--- START OF MATERIAL FOR THIS EXERCISE ---

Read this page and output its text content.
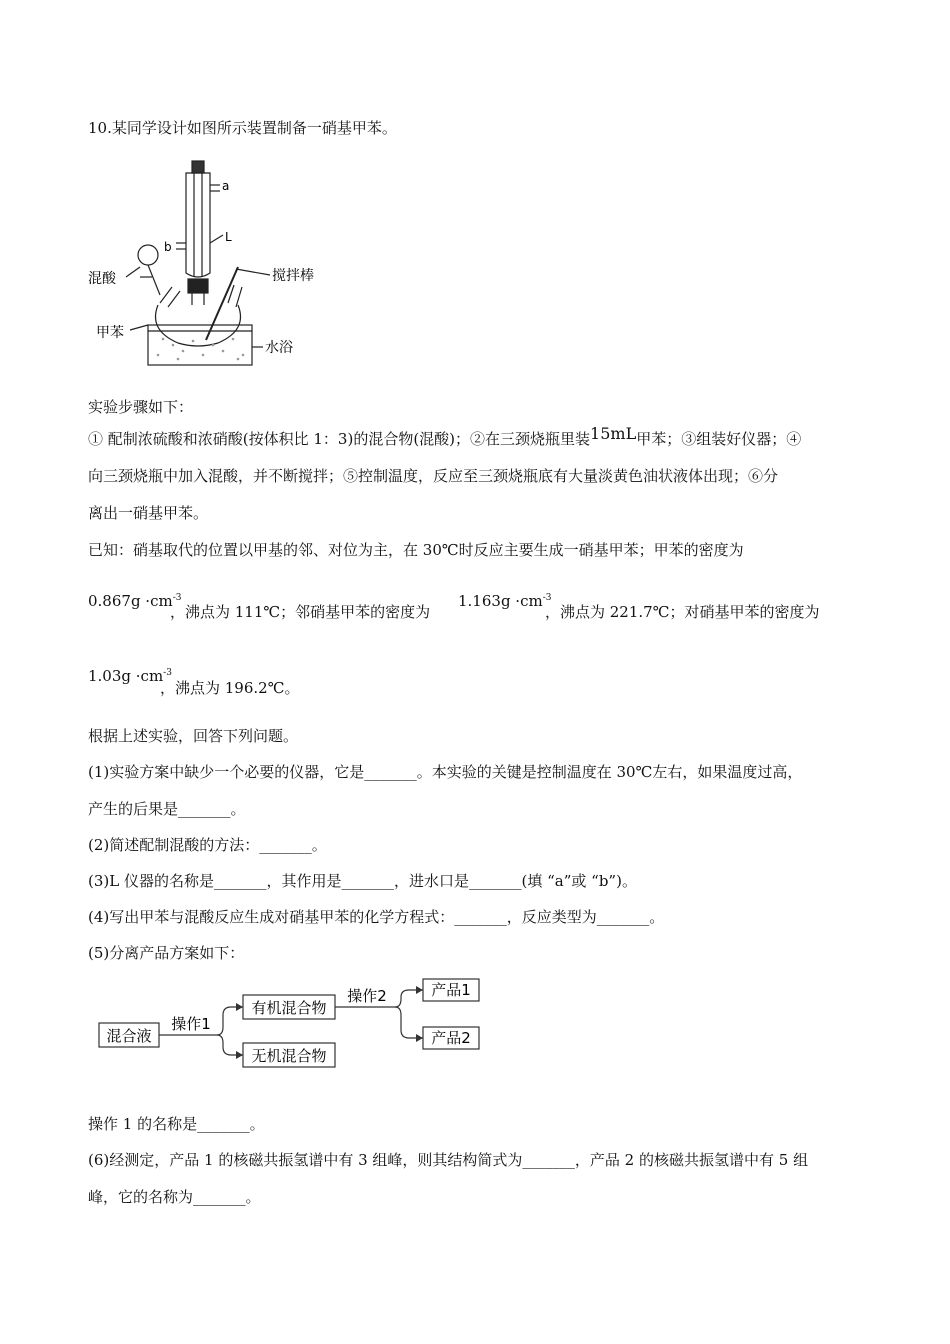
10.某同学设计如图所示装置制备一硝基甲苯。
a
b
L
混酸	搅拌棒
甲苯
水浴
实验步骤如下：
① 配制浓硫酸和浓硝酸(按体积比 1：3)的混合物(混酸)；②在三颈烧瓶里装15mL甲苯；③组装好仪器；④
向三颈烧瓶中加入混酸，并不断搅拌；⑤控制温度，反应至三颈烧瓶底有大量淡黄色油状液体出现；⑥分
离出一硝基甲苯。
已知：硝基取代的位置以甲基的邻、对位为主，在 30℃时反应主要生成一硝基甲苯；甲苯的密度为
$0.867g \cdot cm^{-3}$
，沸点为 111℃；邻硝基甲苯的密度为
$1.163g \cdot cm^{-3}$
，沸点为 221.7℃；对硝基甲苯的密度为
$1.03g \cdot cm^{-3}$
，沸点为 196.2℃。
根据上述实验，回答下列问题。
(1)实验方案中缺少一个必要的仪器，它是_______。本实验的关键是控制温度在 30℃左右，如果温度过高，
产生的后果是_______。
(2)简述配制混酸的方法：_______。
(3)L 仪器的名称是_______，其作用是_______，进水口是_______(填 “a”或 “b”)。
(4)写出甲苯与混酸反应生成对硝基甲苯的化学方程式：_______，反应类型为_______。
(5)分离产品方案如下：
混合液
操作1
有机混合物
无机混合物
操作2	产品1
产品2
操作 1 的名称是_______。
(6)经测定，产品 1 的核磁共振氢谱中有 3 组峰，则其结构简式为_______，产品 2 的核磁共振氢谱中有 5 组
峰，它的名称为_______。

--- END OF MATERIAL FOR THIS EXERCISE ---
--- START OF MATERIAL FOR THIS EXERCISE ---

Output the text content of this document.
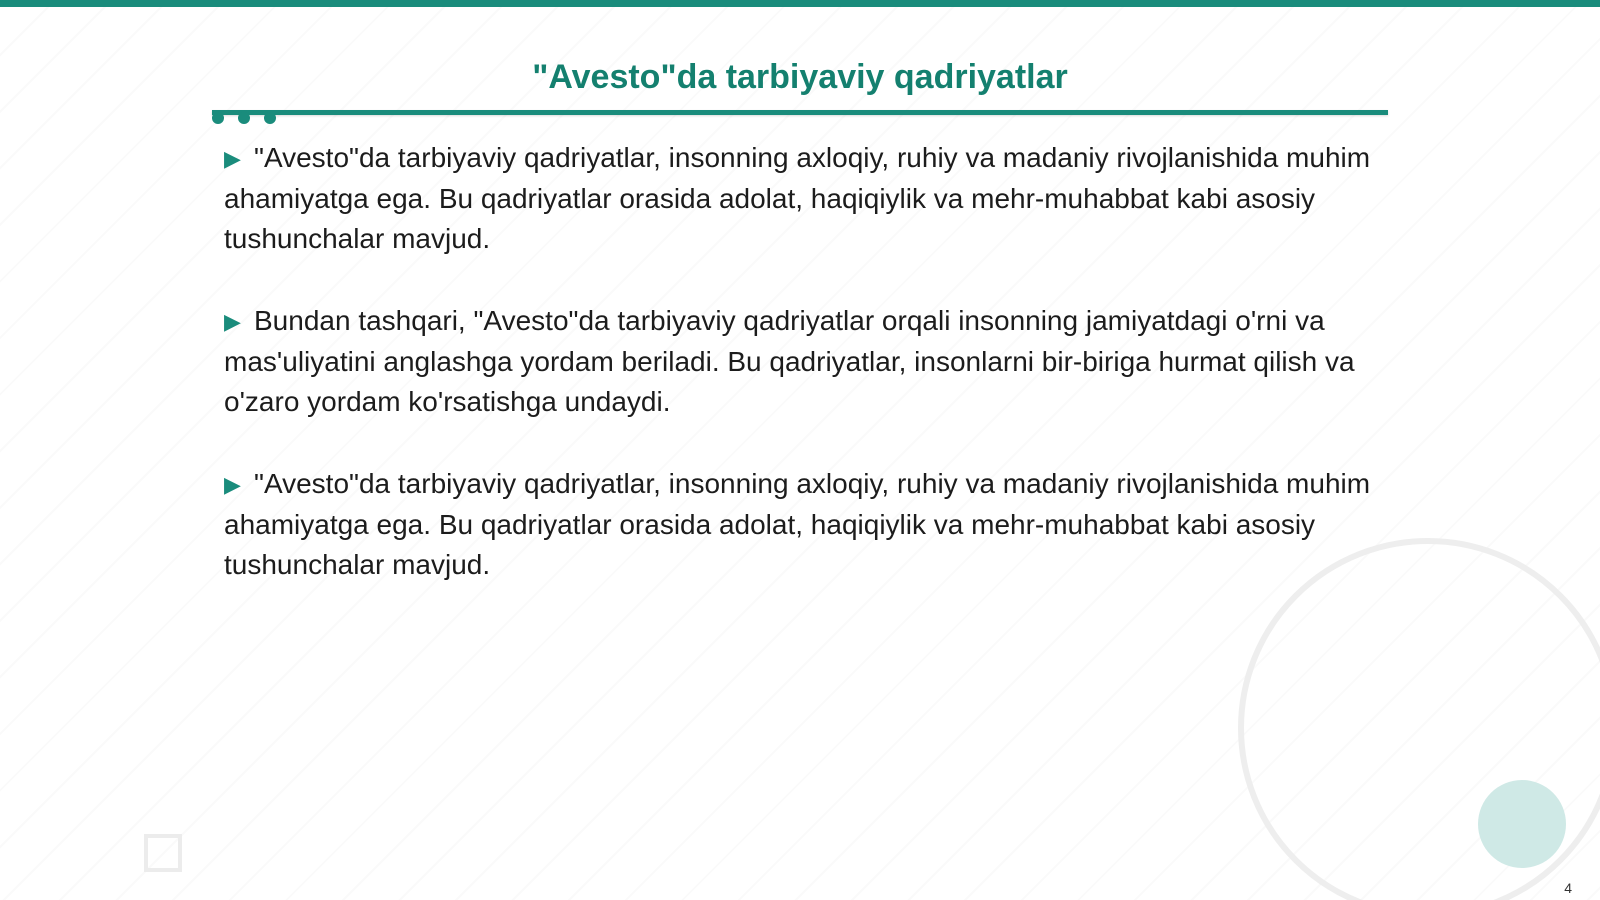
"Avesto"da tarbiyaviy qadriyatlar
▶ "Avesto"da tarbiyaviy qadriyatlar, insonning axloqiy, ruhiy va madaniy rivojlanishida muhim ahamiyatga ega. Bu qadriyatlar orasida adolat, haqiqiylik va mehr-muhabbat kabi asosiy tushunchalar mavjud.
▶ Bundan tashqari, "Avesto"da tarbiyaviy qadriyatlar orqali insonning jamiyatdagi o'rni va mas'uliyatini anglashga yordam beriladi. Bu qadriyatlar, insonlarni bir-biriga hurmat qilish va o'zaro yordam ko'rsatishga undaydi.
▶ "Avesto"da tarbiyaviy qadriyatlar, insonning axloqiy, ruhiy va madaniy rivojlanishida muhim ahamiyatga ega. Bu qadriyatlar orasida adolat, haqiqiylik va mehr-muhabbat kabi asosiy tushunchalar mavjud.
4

--- END OF MATERIAL FOR THIS EXERCISE ---
--- START OF MATERIAL FOR THIS EXERCISE ---

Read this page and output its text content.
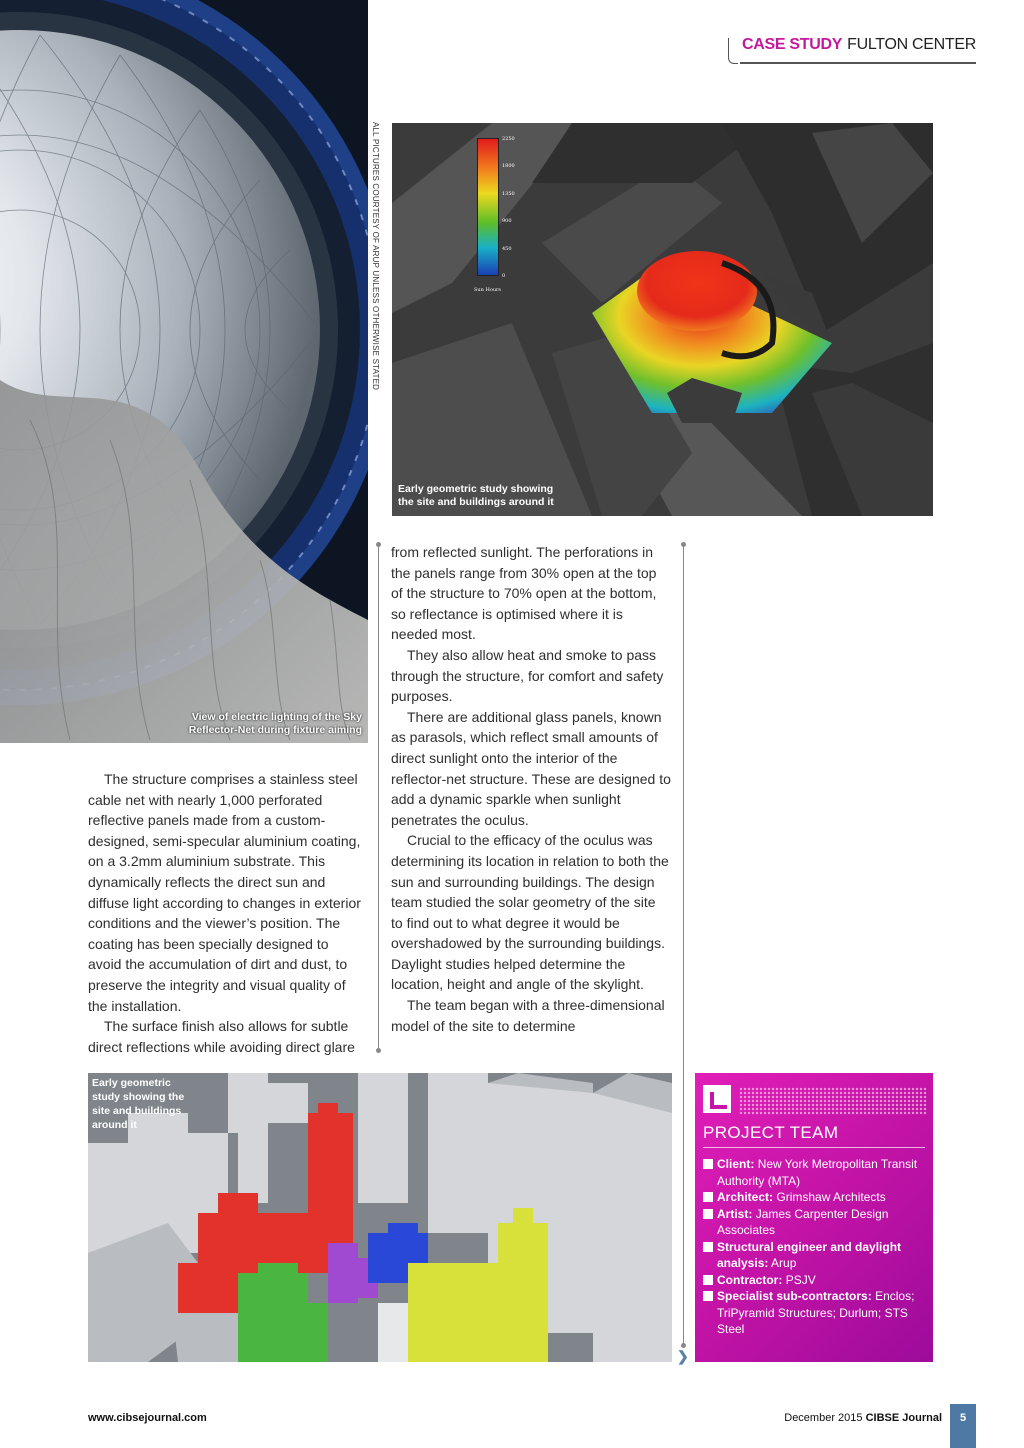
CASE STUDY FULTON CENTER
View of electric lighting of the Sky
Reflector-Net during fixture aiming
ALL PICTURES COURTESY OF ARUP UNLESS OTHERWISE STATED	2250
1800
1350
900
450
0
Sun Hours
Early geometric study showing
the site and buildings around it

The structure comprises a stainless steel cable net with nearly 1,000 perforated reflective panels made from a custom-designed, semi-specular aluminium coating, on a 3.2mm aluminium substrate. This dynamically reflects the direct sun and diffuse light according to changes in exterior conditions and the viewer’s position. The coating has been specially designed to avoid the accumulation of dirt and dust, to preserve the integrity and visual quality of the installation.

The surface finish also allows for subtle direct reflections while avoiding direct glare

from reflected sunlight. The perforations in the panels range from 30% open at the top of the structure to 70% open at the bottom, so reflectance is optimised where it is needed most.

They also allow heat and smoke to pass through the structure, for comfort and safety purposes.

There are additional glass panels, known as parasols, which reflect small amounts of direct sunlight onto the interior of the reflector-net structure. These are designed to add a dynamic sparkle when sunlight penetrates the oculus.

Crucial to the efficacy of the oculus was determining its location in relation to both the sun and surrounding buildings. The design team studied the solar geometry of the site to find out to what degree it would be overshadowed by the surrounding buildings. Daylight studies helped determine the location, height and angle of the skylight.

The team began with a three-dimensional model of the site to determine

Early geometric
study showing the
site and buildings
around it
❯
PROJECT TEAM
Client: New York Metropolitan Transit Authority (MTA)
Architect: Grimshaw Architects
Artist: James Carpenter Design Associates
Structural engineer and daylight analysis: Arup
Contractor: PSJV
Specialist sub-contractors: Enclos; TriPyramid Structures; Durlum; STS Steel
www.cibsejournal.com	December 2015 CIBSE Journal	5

--- END OF MATERIAL FOR THIS EXERCISE ---

Using the material above, copy every line in which the string "also" occurs.

The surface finish also allows for subtle direct reflections while avoiding direct glare
They also allow heat and smoke to pass through the structure, for comfort and safety purposes.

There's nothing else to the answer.